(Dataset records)
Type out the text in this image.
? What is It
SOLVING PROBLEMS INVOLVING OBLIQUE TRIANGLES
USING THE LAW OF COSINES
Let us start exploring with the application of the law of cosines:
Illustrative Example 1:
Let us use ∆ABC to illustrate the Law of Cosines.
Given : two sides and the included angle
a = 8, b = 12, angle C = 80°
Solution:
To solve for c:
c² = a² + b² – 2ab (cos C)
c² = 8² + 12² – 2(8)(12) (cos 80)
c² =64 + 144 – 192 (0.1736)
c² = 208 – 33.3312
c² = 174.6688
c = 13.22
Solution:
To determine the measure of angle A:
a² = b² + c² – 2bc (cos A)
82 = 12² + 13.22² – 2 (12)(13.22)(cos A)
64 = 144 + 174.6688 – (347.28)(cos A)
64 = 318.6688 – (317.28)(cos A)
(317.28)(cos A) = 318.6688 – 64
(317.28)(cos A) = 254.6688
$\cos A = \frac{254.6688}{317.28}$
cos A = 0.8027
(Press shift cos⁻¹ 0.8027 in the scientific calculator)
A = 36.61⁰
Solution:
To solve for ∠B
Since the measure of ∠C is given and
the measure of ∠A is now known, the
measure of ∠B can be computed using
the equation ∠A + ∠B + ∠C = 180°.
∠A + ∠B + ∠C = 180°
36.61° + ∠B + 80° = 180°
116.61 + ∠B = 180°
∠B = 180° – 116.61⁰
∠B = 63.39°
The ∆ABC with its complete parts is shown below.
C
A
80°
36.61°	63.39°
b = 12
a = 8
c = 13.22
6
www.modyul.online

> Work required
Write the entire listing out again, word for word.

> The result
Type out the text in this image.
? What is It
SOLVING PROBLEMS INVOLVING OBLIQUE TRIANGLES
USING THE LAW OF COSINES
Let us start exploring with the application of the law of cosines:
Illustrative Example 1:
Let us use ∆ABC to illustrate the Law of Cosines.
Given : two sides and the included angle
a = 8, b = 12, angle C = 80°
Solution:
To solve for c:
c² = a² + b² – 2ab (cos C)
c² = 8² + 12² – 2(8)(12) (cos 80)
c² =64 + 144 – 192 (0.1736)
c² = 208 – 33.3312
c² = 174.6688
c = 13.22
Solution:
To determine the measure of angle A:
a² = b² + c² – 2bc (cos A)
82 = 12² + 13.22² – 2 (12)(13.22)(cos A)
64 = 144 + 174.6688 – (347.28)(cos A)
64 = 318.6688 – (317.28)(cos A)
(317.28)(cos A) = 318.6688 – 64
(317.28)(cos A) = 254.6688
$\cos A = \frac{254.6688}{317.28}$
cos A = 0.8027
(Press shift cos⁻¹ 0.8027 in the scientific calculator)
A = 36.61⁰
Solution:
To solve for ∠B
Since the measure of ∠C is given and
the measure of ∠A is now known, the
measure of ∠B can be computed using
the equation ∠A + ∠B + ∠C = 180°.
∠A + ∠B + ∠C = 180°
36.61° + ∠B + 80° = 180°
116.61 + ∠B = 180°
∠B = 180° – 116.61⁰
∠B = 63.39°
The ∆ABC with its complete parts is shown below.
C
A
80°
36.61°	63.39°
b = 12
a = 8
c = 13.22
6
www.modyul.online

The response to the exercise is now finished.